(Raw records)
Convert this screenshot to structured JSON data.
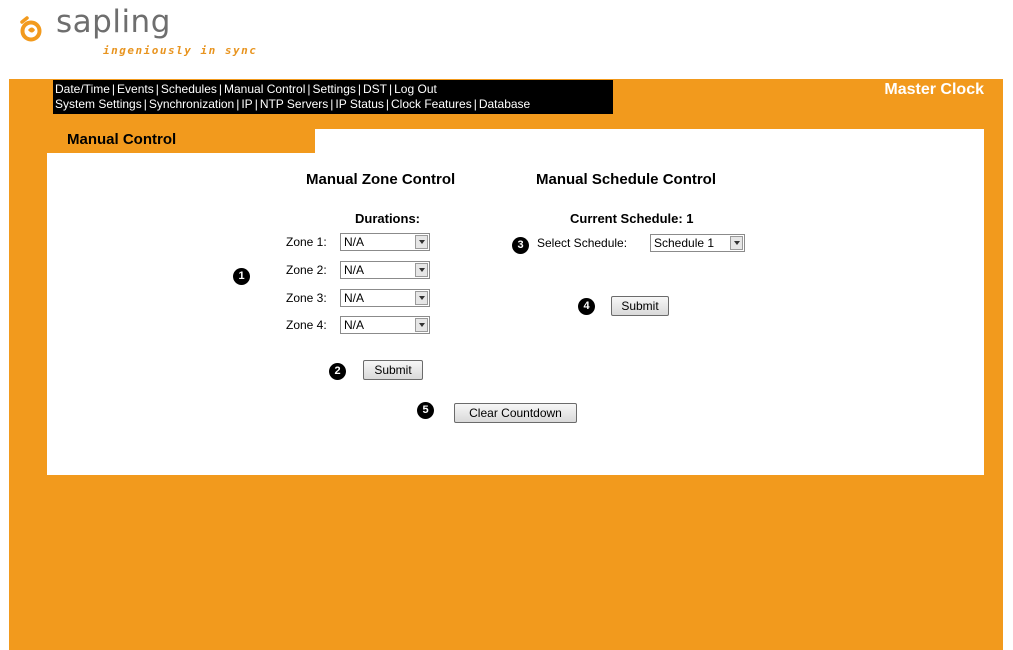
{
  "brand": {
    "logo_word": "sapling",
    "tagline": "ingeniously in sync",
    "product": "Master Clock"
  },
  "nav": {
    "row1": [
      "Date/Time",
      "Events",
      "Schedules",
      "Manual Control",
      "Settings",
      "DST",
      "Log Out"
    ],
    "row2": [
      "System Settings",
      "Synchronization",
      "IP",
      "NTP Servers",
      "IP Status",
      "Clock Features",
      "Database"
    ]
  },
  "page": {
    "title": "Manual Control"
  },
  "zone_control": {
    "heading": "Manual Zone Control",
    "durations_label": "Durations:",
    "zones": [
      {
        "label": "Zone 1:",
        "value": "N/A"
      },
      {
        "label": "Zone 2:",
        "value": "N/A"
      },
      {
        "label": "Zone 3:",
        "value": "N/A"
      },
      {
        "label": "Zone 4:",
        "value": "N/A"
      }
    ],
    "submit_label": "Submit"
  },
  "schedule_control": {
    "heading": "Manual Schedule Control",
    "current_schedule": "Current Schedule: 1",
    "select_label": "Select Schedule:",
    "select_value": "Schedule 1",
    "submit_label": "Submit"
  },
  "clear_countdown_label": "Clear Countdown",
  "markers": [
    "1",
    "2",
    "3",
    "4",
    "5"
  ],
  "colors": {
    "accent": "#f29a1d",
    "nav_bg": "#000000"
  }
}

* * *

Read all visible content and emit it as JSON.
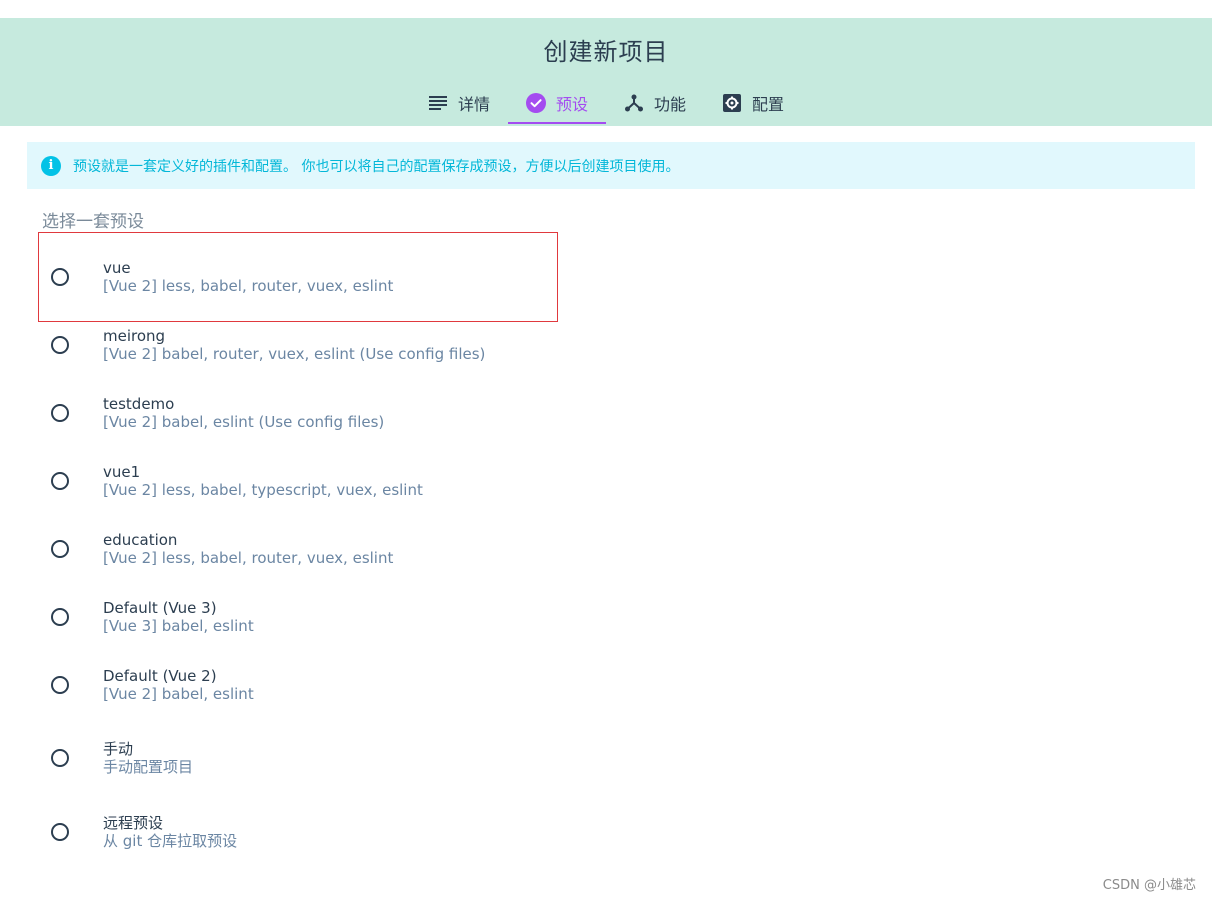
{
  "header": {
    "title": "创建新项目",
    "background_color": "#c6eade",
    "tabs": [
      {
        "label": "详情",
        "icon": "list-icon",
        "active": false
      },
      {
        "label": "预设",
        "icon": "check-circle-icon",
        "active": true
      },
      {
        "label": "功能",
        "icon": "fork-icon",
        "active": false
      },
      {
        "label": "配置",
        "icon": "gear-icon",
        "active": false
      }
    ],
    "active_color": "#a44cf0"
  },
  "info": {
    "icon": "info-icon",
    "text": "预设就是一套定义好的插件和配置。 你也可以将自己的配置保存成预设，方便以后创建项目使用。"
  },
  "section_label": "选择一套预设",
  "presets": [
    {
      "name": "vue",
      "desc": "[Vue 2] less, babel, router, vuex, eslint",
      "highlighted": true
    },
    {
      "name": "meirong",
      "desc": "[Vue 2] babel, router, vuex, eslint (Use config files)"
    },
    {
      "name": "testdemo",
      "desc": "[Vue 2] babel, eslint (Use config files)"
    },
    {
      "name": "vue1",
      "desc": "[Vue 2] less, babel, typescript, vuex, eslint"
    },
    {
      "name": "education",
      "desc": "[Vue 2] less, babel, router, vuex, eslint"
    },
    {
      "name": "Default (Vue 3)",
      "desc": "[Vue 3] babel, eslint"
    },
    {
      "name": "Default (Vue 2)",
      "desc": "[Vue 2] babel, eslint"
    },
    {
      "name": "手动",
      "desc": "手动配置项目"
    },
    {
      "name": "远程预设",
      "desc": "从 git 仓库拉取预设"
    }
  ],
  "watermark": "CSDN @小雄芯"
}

:: STATED TASK ::
Lines holding the word "Clock" should be counted across the entries; state only how many there are.

:: EXPECTED ANSWER ::
2